***** EXERCISE DATA

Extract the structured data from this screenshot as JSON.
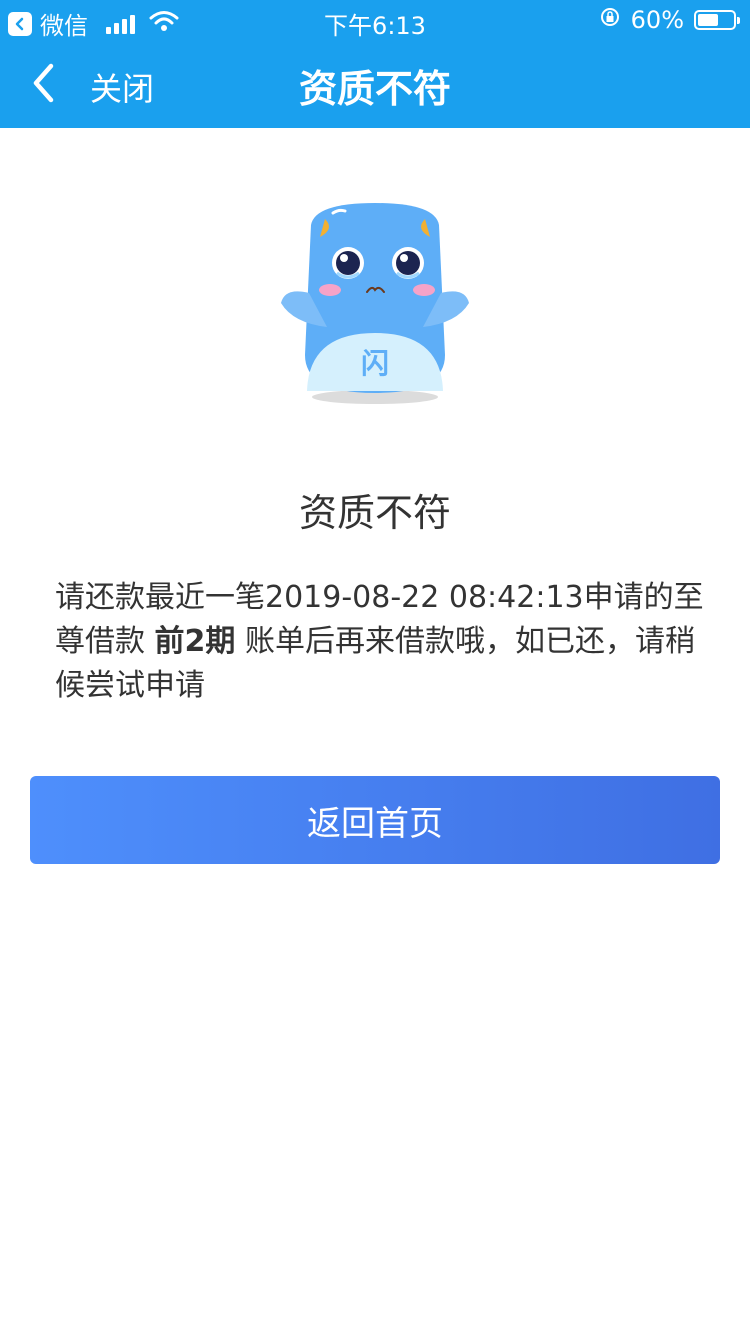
{
  "status_bar": {
    "app_name": "微信",
    "time": "下午6:13",
    "battery_percent": "60%",
    "battery_level": 0.6
  },
  "nav": {
    "close_label": "关闭",
    "title": "资质不符"
  },
  "result": {
    "mascot_badge": "闪",
    "title": "资质不符",
    "message_prefix": "请还款最近一笔2019-08-22 08:42:13申请的至尊借款 ",
    "message_bold": "前2期",
    "message_suffix": " 账单后再来借款哦，如已还，请稍候尝试申请"
  },
  "actions": {
    "home_button_label": "返回首页"
  },
  "colors": {
    "header": "#1aa0ee",
    "button_start": "#4e8ffc",
    "button_end": "#3f6fe3",
    "mascot_body": "#5eaef7"
  }
}
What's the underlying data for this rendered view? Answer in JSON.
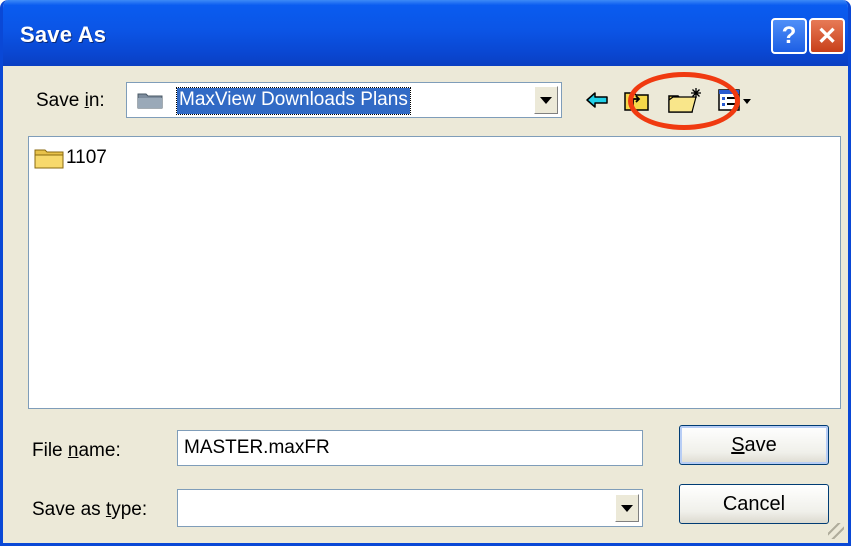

**********

*TASK INSTRUCTIONS*. Copy the records above exactly. The pictures are not part of the copy.

*EXERCISE SOLUTION*.
Extract the structured data from this screenshot as JSON.
{
  "status_bar": {
    "app_name": "微信",
    "time": "下午6:13",
    "battery_percent": "60%",
    "battery_level": 0.6
  },
  "nav": {
    "close_label": "关闭",
    "title": "资质不符"
  },
  "result": {
    "mascot_badge": "闪",
    "title": "资质不符",
    "message_prefix": "请还款最近一笔2019-08-22 08:42:13申请的至尊借款 ",
    "message_bold": "前2期",
    "message_suffix": " 账单后再来借款哦，如已还，请稍候尝试申请"
  },
  "actions": {
    "home_button_label": "返回首页"
  },
  "colors": {
    "header": "#1aa0ee",
    "button_start": "#4e8ffc",
    "button_end": "#3f6fe3",
    "mascot_body": "#5eaef7"
  }
}
What's the underlying data for this rendered view? Answer in JSON.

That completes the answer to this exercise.